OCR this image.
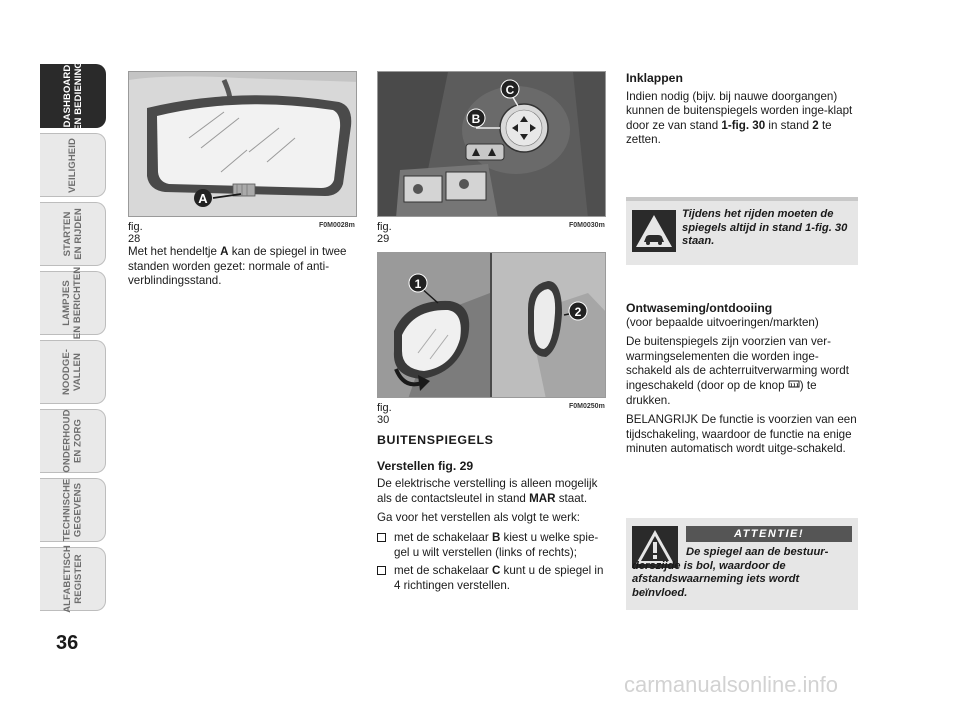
DASHBOARD
EN BEDIENING
VEILIGHEID
STARTEN
EN RIJDEN
LAMPJES
EN BERICHTEN
NOODGE-
VALLEN
ONDERHOUD
EN ZORG
TECHNISCHE
GEGEVENS
ALFABETISCH
REGISTER
36
A
fig. 28
F0M0028m
B
C
fig. 29
F0M0030m
1
2
fig. 30
F0M0250m

Met het hendeltje A kan de spiegel in twee standen worden gezet: normale of anti-verblindingsstand.

BUITENSPIEGELS

Verstellen fig. 29

De elektrische verstelling is alleen mogelijk als de contactsleutel in stand MAR staat.

Ga voor het verstellen als volgt te werk:

met de schakelaar B kiest u welke spie-gel u wilt verstellen (links of rechts);
met de schakelaar C kunt u de spiegel in 4 richtingen verstellen.

Inklappen

Indien nodig (bijv. bij nauwe doorgangen) kunnen de buitenspiegels worden inge-klapt door ze van stand 1-fig. 30 in stand 2 te zetten.

Tijdens het rijden moeten de spiegels altijd in stand 1-fig. 30 staan.

Ontwaseming/ontdooiing

(voor bepaalde uitvoeringen/markten)

De buitenspiegels zijn voorzien van ver-warmingselementen die worden inge-schakeld als de achterruitverwarming wordt ingeschakeld (door op de knop ) te drukken.

BELANGRIJK De functie is voorzien van een tijdschakeling, waardoor de functie na enige minuten automatisch wordt uitge-schakeld.

ATTENTIE!
De spiegel aan de bestuur-derszijde is bol, waardoor de afstandswaarneming iets wordt beïnvloed.
carmanualsonline.info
# # #
■ **What the exercise asks**
With the pictures omitted, reproduce the records in full and exactly.

■ **Answer for the task**
OCR this image.
DASHBOARD
EN BEDIENING
VEILIGHEID
STARTEN
EN RIJDEN
LAMPJES
EN BERICHTEN
NOODGE-
VALLEN
ONDERHOUD
EN ZORG
TECHNISCHE
GEGEVENS
ALFABETISCH
REGISTER
36
A
fig. 28
F0M0028m
B
C
fig. 29
F0M0030m
1
2
fig. 30
F0M0250m

Met het hendeltje A kan de spiegel in twee standen worden gezet: normale of anti-verblindingsstand.

BUITENSPIEGELS

Verstellen fig. 29

De elektrische verstelling is alleen mogelijk als de contactsleutel in stand MAR staat.

Ga voor het verstellen als volgt te werk:

met de schakelaar B kiest u welke spie-gel u wilt verstellen (links of rechts);
met de schakelaar C kunt u de spiegel in 4 richtingen verstellen.

Inklappen

Indien nodig (bijv. bij nauwe doorgangen) kunnen de buitenspiegels worden inge-klapt door ze van stand 1-fig. 30 in stand 2 te zetten.

Tijdens het rijden moeten de spiegels altijd in stand 1-fig. 30 staan.

Ontwaseming/ontdooiing

(voor bepaalde uitvoeringen/markten)

De buitenspiegels zijn voorzien van ver-warmingselementen die worden inge-schakeld als de achterruitverwarming wordt ingeschakeld (door op de knop ) te drukken.

BELANGRIJK De functie is voorzien van een tijdschakeling, waardoor de functie na enige minuten automatisch wordt uitge-schakeld.

ATTENTIE!
De spiegel aan de bestuur-derszijde is bol, waardoor de afstandswaarneming iets wordt beïnvloed.
carmanualsonline.info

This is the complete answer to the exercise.